(Extracts from a graphics dataset)

+++++

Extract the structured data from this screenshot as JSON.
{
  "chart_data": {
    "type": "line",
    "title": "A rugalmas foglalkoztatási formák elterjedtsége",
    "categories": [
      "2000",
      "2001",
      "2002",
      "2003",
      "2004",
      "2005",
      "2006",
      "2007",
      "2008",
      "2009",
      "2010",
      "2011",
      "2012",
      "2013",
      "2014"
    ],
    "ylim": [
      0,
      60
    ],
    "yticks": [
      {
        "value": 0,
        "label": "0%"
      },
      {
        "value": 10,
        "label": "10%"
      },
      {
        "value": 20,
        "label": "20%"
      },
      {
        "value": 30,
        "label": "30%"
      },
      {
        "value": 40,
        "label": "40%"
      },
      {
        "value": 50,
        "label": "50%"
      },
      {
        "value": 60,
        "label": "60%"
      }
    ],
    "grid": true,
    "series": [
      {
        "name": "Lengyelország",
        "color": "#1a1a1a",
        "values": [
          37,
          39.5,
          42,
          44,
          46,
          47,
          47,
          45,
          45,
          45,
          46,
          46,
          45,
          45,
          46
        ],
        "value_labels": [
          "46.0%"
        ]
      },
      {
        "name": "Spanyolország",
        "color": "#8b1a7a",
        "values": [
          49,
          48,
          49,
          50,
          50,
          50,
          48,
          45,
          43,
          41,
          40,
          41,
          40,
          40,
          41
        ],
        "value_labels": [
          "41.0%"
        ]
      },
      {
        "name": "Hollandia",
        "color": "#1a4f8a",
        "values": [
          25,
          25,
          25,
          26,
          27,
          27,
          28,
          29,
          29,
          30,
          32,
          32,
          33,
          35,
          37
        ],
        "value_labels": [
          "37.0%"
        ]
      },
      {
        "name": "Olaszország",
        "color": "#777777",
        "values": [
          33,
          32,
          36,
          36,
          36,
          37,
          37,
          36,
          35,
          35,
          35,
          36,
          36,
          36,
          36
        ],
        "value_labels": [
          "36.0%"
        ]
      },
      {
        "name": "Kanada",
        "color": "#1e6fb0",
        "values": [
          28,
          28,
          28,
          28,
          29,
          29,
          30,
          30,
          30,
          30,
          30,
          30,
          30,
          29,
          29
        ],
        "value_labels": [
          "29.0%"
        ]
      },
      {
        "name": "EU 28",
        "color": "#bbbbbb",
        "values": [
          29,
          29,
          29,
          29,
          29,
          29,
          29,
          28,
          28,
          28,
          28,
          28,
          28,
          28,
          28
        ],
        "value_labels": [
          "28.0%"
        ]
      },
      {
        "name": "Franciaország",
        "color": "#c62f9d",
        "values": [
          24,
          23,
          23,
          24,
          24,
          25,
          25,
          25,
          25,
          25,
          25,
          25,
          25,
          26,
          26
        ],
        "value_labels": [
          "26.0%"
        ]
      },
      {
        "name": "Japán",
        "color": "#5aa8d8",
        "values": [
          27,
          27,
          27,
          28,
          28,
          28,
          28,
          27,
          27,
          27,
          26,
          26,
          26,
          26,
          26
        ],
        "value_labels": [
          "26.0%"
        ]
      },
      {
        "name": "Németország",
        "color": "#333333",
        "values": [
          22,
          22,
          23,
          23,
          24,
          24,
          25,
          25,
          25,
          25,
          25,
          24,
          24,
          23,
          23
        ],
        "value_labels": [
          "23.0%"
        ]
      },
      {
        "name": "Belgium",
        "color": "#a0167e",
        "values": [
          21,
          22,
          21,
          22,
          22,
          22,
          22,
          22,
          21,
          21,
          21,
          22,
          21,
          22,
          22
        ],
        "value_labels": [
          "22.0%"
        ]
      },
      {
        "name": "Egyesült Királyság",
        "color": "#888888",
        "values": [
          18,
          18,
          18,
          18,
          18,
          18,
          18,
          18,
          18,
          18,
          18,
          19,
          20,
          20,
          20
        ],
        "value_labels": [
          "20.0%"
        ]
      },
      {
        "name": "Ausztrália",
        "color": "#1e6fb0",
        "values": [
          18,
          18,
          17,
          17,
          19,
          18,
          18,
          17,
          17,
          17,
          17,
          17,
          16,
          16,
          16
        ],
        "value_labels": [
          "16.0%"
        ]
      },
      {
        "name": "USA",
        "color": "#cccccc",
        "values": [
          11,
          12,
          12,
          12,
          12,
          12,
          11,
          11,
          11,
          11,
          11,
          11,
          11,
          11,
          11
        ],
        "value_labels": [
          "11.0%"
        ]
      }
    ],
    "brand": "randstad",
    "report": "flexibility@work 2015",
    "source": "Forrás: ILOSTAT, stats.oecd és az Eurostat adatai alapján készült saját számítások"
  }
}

+++++

**WRITTEN PROBLEM:**
Every entry in the listing must be retyped exactly.

**RESULT FOR THIS EXERCISE:**
Extract the structured data from this screenshot as JSON.
{
  "chart_data": {
    "type": "line",
    "title": "A rugalmas foglalkoztatási formák elterjedtsége",
    "categories": [
      "2000",
      "2001",
      "2002",
      "2003",
      "2004",
      "2005",
      "2006",
      "2007",
      "2008",
      "2009",
      "2010",
      "2011",
      "2012",
      "2013",
      "2014"
    ],
    "ylim": [
      0,
      60
    ],
    "yticks": [
      {
        "value": 0,
        "label": "0%"
      },
      {
        "value": 10,
        "label": "10%"
      },
      {
        "value": 20,
        "label": "20%"
      },
      {
        "value": 30,
        "label": "30%"
      },
      {
        "value": 40,
        "label": "40%"
      },
      {
        "value": 50,
        "label": "50%"
      },
      {
        "value": 60,
        "label": "60%"
      }
    ],
    "grid": true,
    "series": [
      {
        "name": "Lengyelország",
        "color": "#1a1a1a",
        "values": [
          37,
          39.5,
          42,
          44,
          46,
          47,
          47,
          45,
          45,
          45,
          46,
          46,
          45,
          45,
          46
        ],
        "value_labels": [
          "46.0%"
        ]
      },
      {
        "name": "Spanyolország",
        "color": "#8b1a7a",
        "values": [
          49,
          48,
          49,
          50,
          50,
          50,
          48,
          45,
          43,
          41,
          40,
          41,
          40,
          40,
          41
        ],
        "value_labels": [
          "41.0%"
        ]
      },
      {
        "name": "Hollandia",
        "color": "#1a4f8a",
        "values": [
          25,
          25,
          25,
          26,
          27,
          27,
          28,
          29,
          29,
          30,
          32,
          32,
          33,
          35,
          37
        ],
        "value_labels": [
          "37.0%"
        ]
      },
      {
        "name": "Olaszország",
        "color": "#777777",
        "values": [
          33,
          32,
          36,
          36,
          36,
          37,
          37,
          36,
          35,
          35,
          35,
          36,
          36,
          36,
          36
        ],
        "value_labels": [
          "36.0%"
        ]
      },
      {
        "name": "Kanada",
        "color": "#1e6fb0",
        "values": [
          28,
          28,
          28,
          28,
          29,
          29,
          30,
          30,
          30,
          30,
          30,
          30,
          30,
          29,
          29
        ],
        "value_labels": [
          "29.0%"
        ]
      },
      {
        "name": "EU 28",
        "color": "#bbbbbb",
        "values": [
          29,
          29,
          29,
          29,
          29,
          29,
          29,
          28,
          28,
          28,
          28,
          28,
          28,
          28,
          28
        ],
        "value_labels": [
          "28.0%"
        ]
      },
      {
        "name": "Franciaország",
        "color": "#c62f9d",
        "values": [
          24,
          23,
          23,
          24,
          24,
          25,
          25,
          25,
          25,
          25,
          25,
          25,
          25,
          26,
          26
        ],
        "value_labels": [
          "26.0%"
        ]
      },
      {
        "name": "Japán",
        "color": "#5aa8d8",
        "values": [
          27,
          27,
          27,
          28,
          28,
          28,
          28,
          27,
          27,
          27,
          26,
          26,
          26,
          26,
          26
        ],
        "value_labels": [
          "26.0%"
        ]
      },
      {
        "name": "Németország",
        "color": "#333333",
        "values": [
          22,
          22,
          23,
          23,
          24,
          24,
          25,
          25,
          25,
          25,
          25,
          24,
          24,
          23,
          23
        ],
        "value_labels": [
          "23.0%"
        ]
      },
      {
        "name": "Belgium",
        "color": "#a0167e",
        "values": [
          21,
          22,
          21,
          22,
          22,
          22,
          22,
          22,
          21,
          21,
          21,
          22,
          21,
          22,
          22
        ],
        "value_labels": [
          "22.0%"
        ]
      },
      {
        "name": "Egyesült Királyság",
        "color": "#888888",
        "values": [
          18,
          18,
          18,
          18,
          18,
          18,
          18,
          18,
          18,
          18,
          18,
          19,
          20,
          20,
          20
        ],
        "value_labels": [
          "20.0%"
        ]
      },
      {
        "name": "Ausztrália",
        "color": "#1e6fb0",
        "values": [
          18,
          18,
          17,
          17,
          19,
          18,
          18,
          17,
          17,
          17,
          17,
          17,
          16,
          16,
          16
        ],
        "value_labels": [
          "16.0%"
        ]
      },
      {
        "name": "USA",
        "color": "#cccccc",
        "values": [
          11,
          12,
          12,
          12,
          12,
          12,
          11,
          11,
          11,
          11,
          11,
          11,
          11,
          11,
          11
        ],
        "value_labels": [
          "11.0%"
        ]
      }
    ],
    "brand": "randstad",
    "report": "flexibility@work 2015",
    "source": "Forrás: ILOSTAT, stats.oecd és az Eurostat adatai alapján készült saját számítások"
  }
}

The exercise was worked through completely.